>> Begin RECORDED DATA

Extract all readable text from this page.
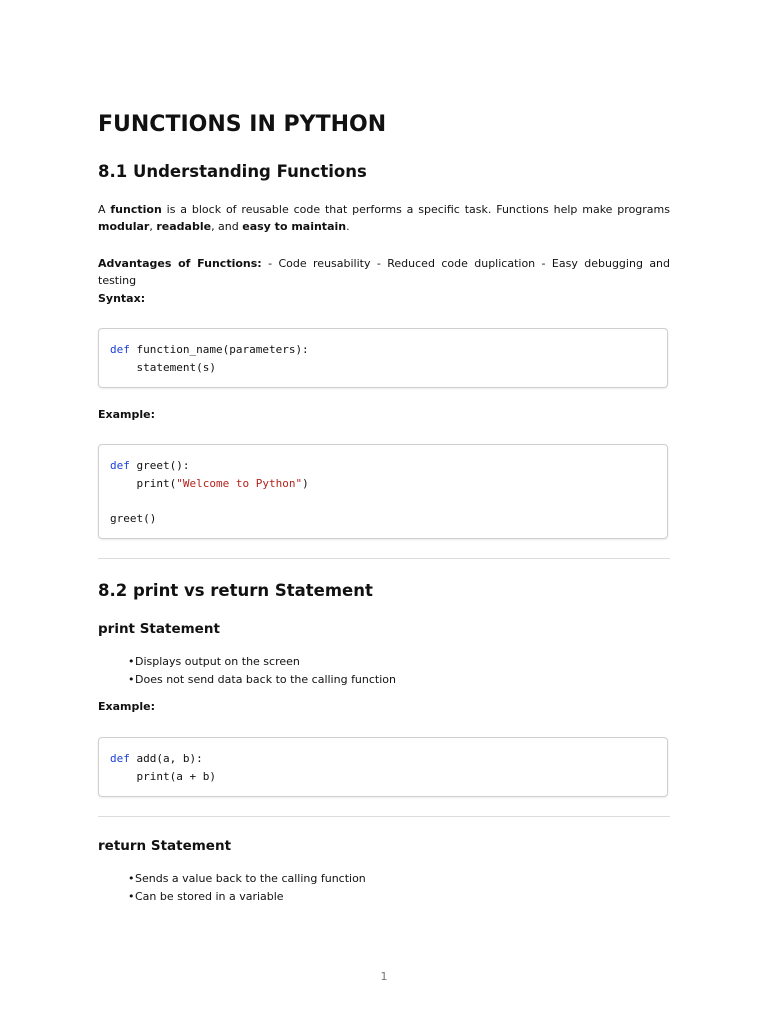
FUNCTIONS IN PYTHON
8.1 Understanding Functions

A function is a block of reusable code that performs a specific task. Functions help make programs modular, readable, and easy to maintain.

Advantages of Functions: - Code reusability - Reduced code duplication - Easy debugging and testing

Syntax:

def function_name(parameters):
statement(s)

Example:

def greet():
print("Welcome to Python")
greet()
8.2 print vs return Statement
print Statement
•Displays output on the screen
•Does not send data back to the calling function

Example:

def add(a, b):
print(a + b)
return Statement
•Sends a value back to the calling function
•Can be stored in a variable
1
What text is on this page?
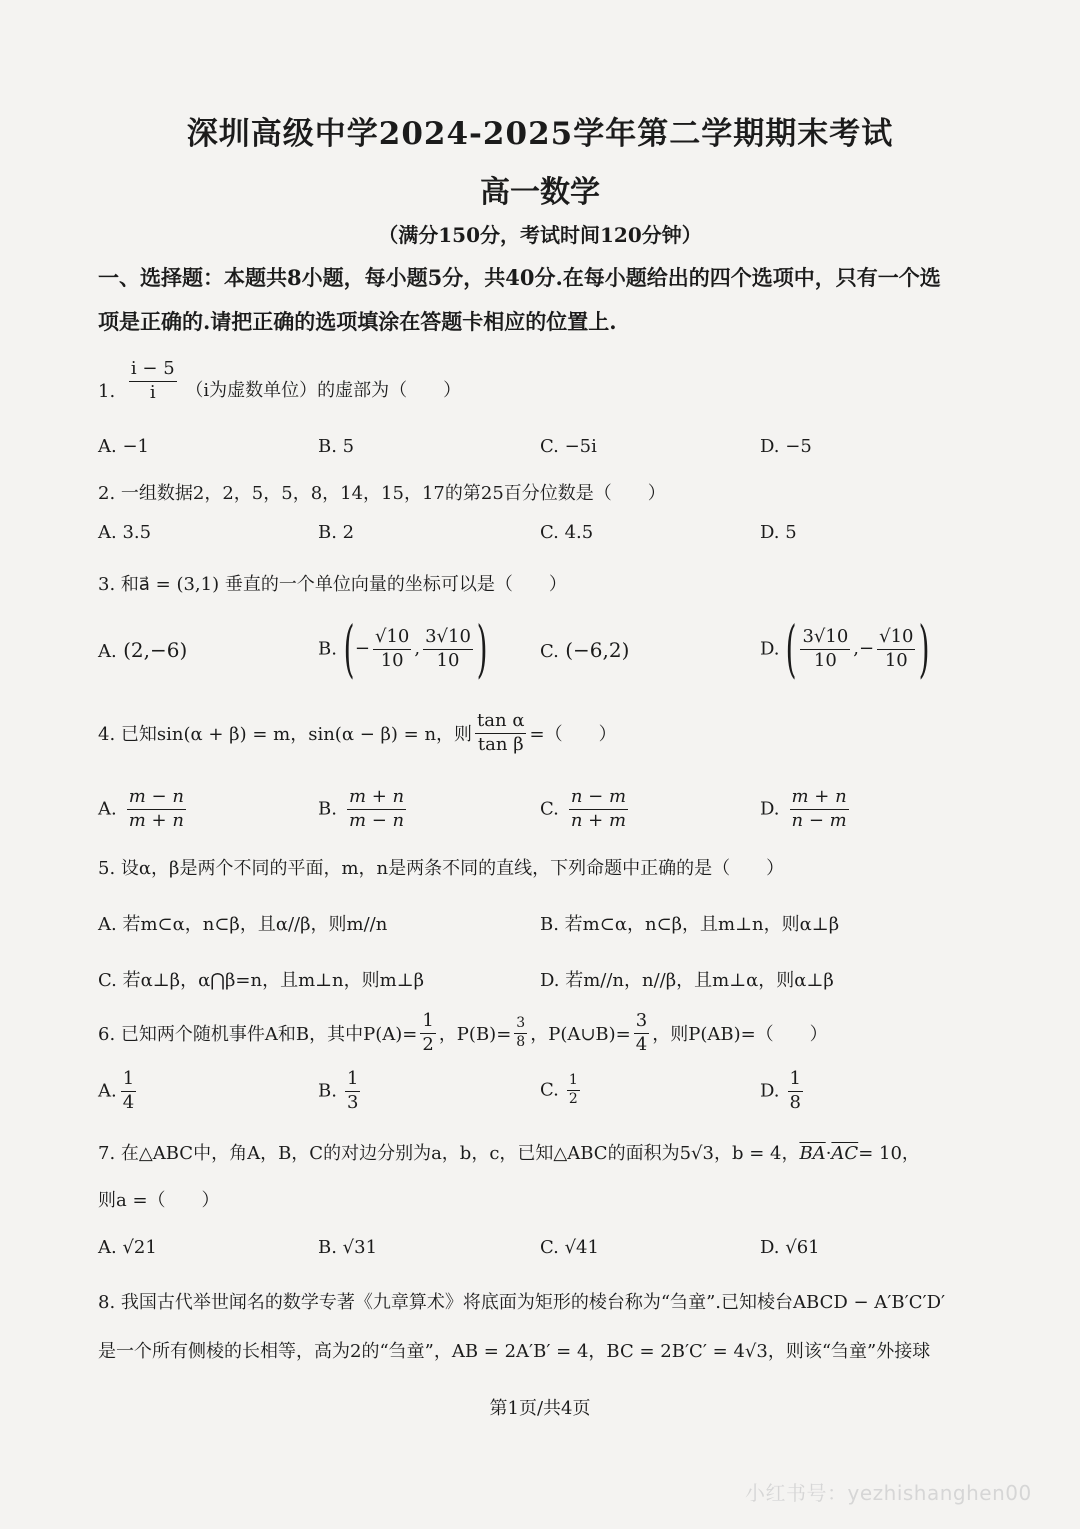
深圳高级中学2024-2025学年第二学期期末考试
高一数学
（满分150分，考试时间120分钟）
一、选择题：本题共8小题，每小题5分，共40分.在每小题给出的四个选项中，只有一个选
项是正确的.请把正确的选项填涂在答题卡相应的位置上.
1. $\frac{i - 5}{i} (i$为虚数单位）的虚部为（　　）
A. −1	B. 5	C. −5i	D. −5
2. 一组数据2，2，5，5，8，14，15，17的第25百分位数是（　　）
A. 3.5	B. 2	C. 4.5	D. 5
3. 和a⃗ = (3,1) 垂直的一个单位向量的坐标可以是（　　）
A. (2,−6)	B. (− $\frac{√10}{10}$ , $\frac{3√10}{10}$ )	C. (−6,2)	D. ( $\frac{3√10}{10}$ ,− $\frac{√10}{10}$ )
4. 已知sin(α + β) = m，sin(α − β) = n，则 $\frac{\text{tan α}}{\text{tan β}}$ =（　　）
A. $\frac{m - n}{m + n}$	B. $\frac{m + n}{m - n}$	C. $\frac{n - m}{n + m}$	D. $\frac{m + n}{n - m}$
5. 设α，β是两个不同的平面，m，n是两条不同的直线，下列命题中正确的是（　　）
A. 若m⊂α，n⊂β，且α//β，则m//n	B. 若m⊂α，n⊂β，且m⊥n，则α⊥β
C. 若α⊥β，α⋂β=n，且m⊥n，则m⊥β	D. 若m//n，n//β，且m⊥α，则α⊥β
6. 已知两个随机事件A和B，其中$P(A)= \frac{1}{2}$ ，$P(B)= \frac{3}{8}$ ，P(A∪B)= $\frac{3}{4}$ ，则P(AB)=（　　）
A. $\frac{1}{4}$	B. $\frac{1}{3}$	C. $\frac{1}{2}$	D. $\frac{1}{8}$
7. 在△ABC中，角A，B，C的对边分别为a，b，c，已知△ABC的面积为5√3，b = 4，$\overline{BA}\cdot\overline{AC}= 10$，
则a =（　　）
A. √21	B. √31	C. √41	D. √61
8. 我国古代举世闻名的数学专著《九章算术》将底面为矩形的棱台称为“刍童”.已知棱台ABCD − A′B′C′D′
是一个所有侧棱的长相等，高为2的“刍童”，AB = 2A′B′ = 4，BC = 2B′C′ = 4√3，则该“刍童”外接球
第1页/共4页
小红书号：yezhishanghen00
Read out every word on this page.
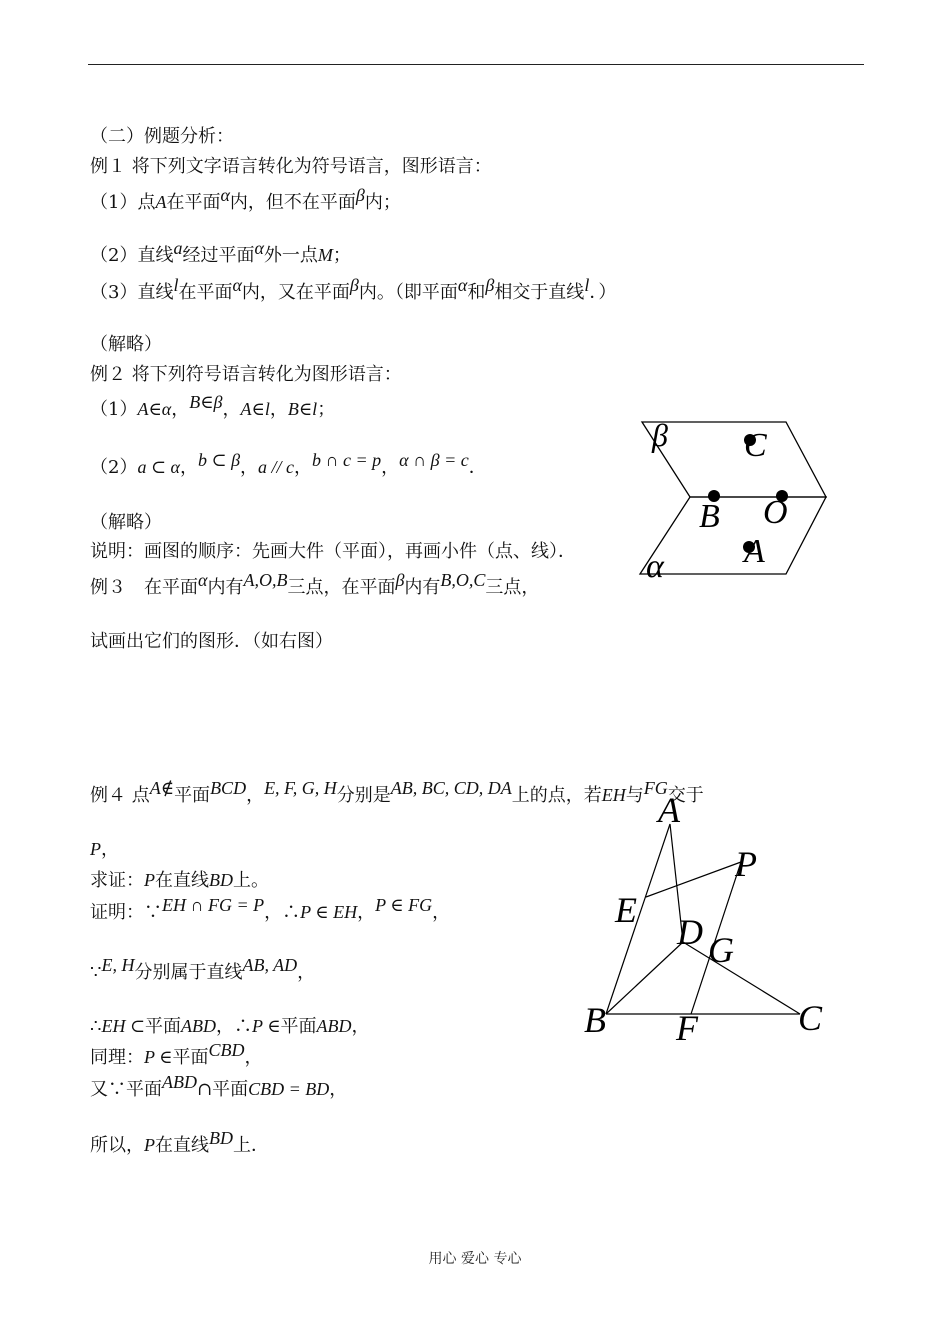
（二）例题分析：
例１ 将下列文字语言转化为符号语言，图形语言：
（1）点A在平面α内，但不在平面β内；
（2）直线a经过平面α外一点M；
（3）直线l在平面α内，又在平面β内。（即平面α和β相交于直线l．）
（解略）
例２ 将下列符号语言转化为图形语言：
（1）A∈α，B∈β，A∈l，B∈l；
（2）a ⊂ α，b ⊂ β，a // c，b ∩ c = p，α ∩ β = c．
（解略）
说明：画图的顺序：先画大件（平面），再画小件（点、线）．
例３　在平面α内有A,O,B三点，在平面β内有B,O,C三点，
试画出它们的图形．（如右图）
例４ 点A∉平面BCD，E, F, G, H分别是AB, BC, CD, DA上的点，若EH与FG交于
P，
求证：P在直线BD上。
证明：∵EH ∩ FG = P，∴P ∈ EH，P ∈ FG，
∵E, H分别属于直线AB, AD，
∴EH ⊂平面ABD，∴P ∈平面ABD，
同理：P ∈平面CBD，
又∵平面ABD∩平面CBD = BD，
所以，P在直线BD上．
β C
B O
A
α
A
P
E
D G
B F	C
用心 爱心 专心
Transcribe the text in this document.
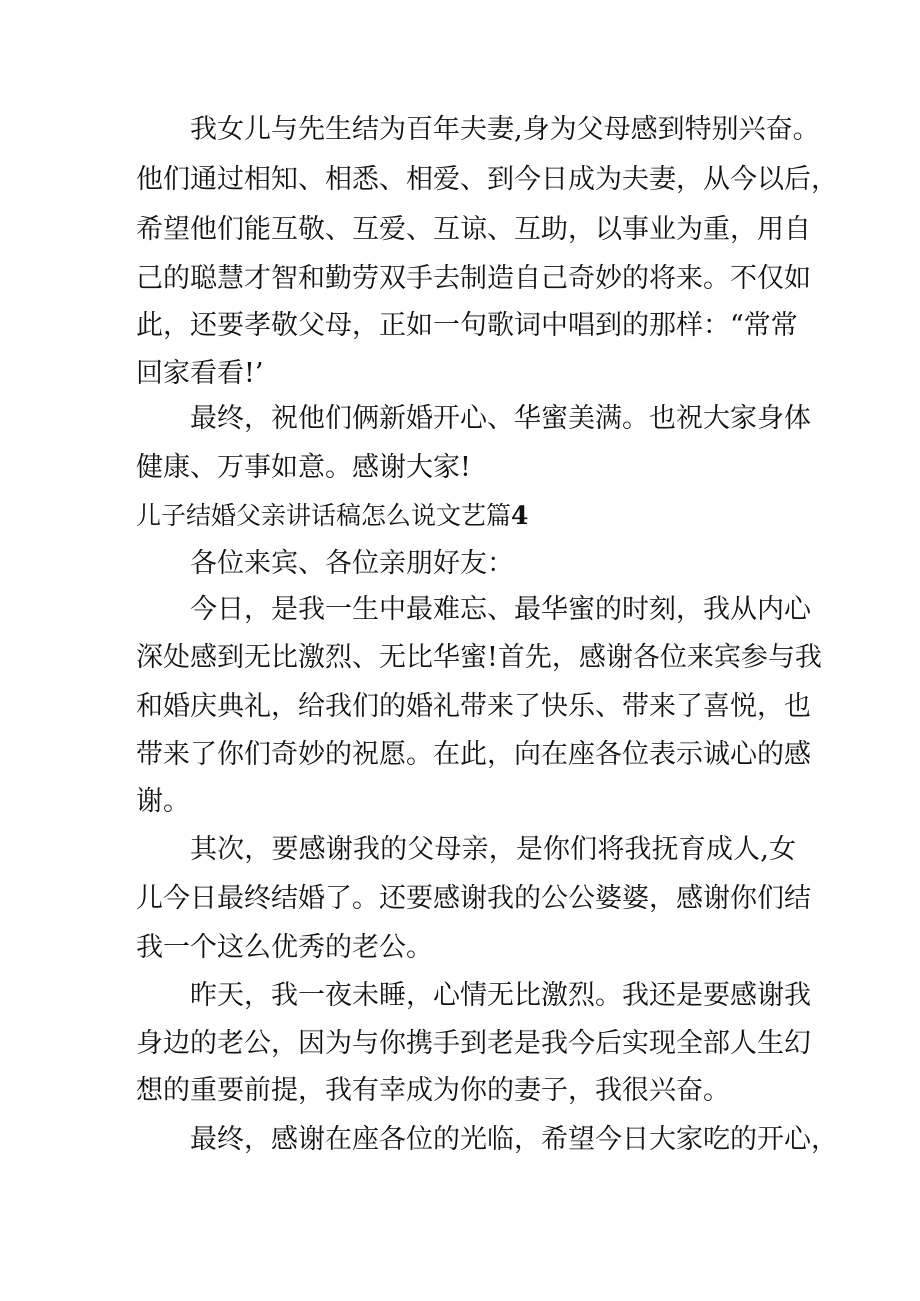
我女儿与先生结为百年夫妻,身为父母感到特别兴奋。
他们通过相知、相悉、相爱、到今日成为夫妻，从今以后，
希望他们能互敬、互爱、互谅、互助，以事业为重，用自
己的聪慧才智和勤劳双手去制造自己奇妙的将来。不仅如
此，还要孝敬父母，正如一句歌词中唱到的那样：“常常
回家看看!’
最终，祝他们俩新婚开心、华蜜美满。也祝大家身体
健康、万事如意。感谢大家!
儿子结婚父亲讲话稿怎么说文艺篇4
各位来宾、各位亲朋好友：
今日，是我一生中最难忘、最华蜜的时刻，我从内心
深处感到无比激烈、无比华蜜!首先，感谢各位来宾参与我
和婚庆典礼，给我们的婚礼带来了快乐、带来了喜悦，也
带来了你们奇妙的祝愿。在此，向在座各位表示诚心的感
谢。
其次，要感谢我的父母亲，是你们将我抚育成人,女
儿今日最终结婚了。还要感谢我的公公婆婆，感谢你们结
我一个这么优秀的老公。
昨天，我一夜未睡，心情无比激烈。我还是要感谢我
身边的老公，因为与你携手到老是我今后实现全部人生幻
想的重要前提，我有幸成为你的妻子，我很兴奋。
最终，感谢在座各位的光临，希望今日大家吃的开心，
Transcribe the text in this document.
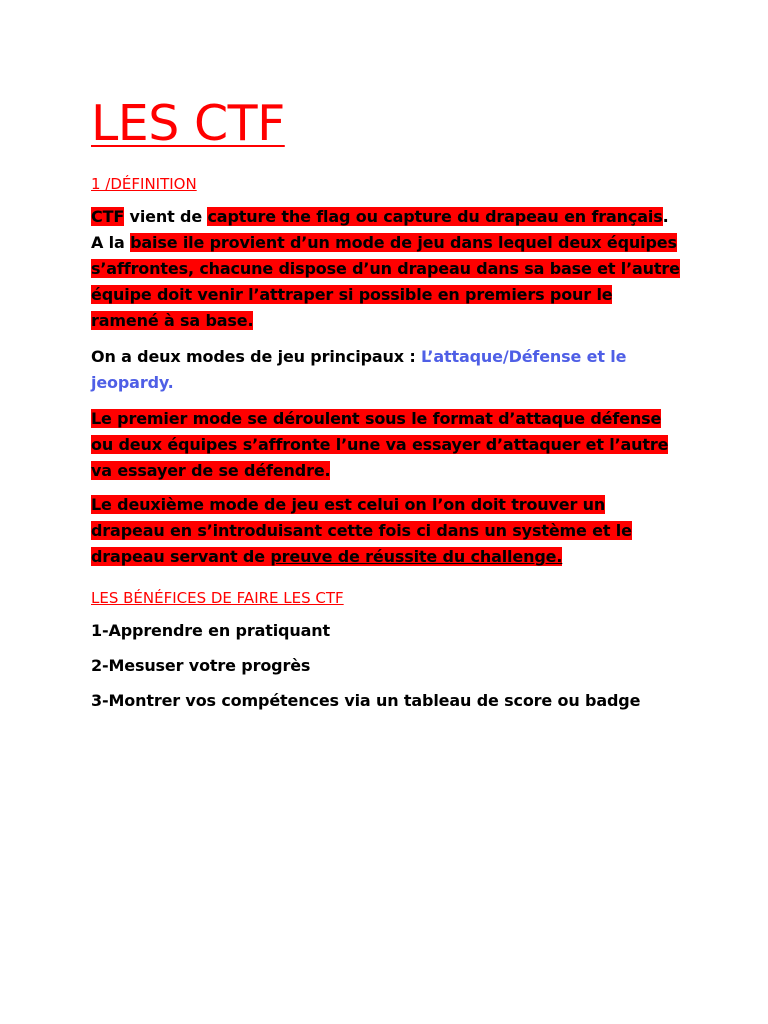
LES CTF
1 /DÉFINITION

CTF vient de capture the flag ou capture du drapeau en français. A la baise ile provient d’un mode de jeu dans lequel deux équipes s’affrontes, chacune dispose d’un drapeau dans sa base et l’autre équipe doit venir l’attraper si possible en premiers pour le ramené à sa base.

On a deux modes de jeu principaux : L’attaque/Défense et le jeopardy.

Le premier mode se déroulent sous le format d’attaque défense ou deux équipes s’affronte l’une va essayer d’attaquer et l’autre va essayer de se défendre.

Le deuxième mode de jeu est celui on l’on doit trouver un drapeau en s’introduisant cette fois ci dans un système et le drapeau servant de preuve de réussite du challenge.

LES BÉNÉFICES DE FAIRE LES CTF
1-Apprendre en pratiquant
2-Mesuser votre progrès
3-Montrer vos compétences via un tableau de score ou badge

>> End RECORDED DATA

Show the lines of the material that contain the word "back".

_SOLUTION:_
•Does not send data back to the calling function
•Sends a value back to the calling function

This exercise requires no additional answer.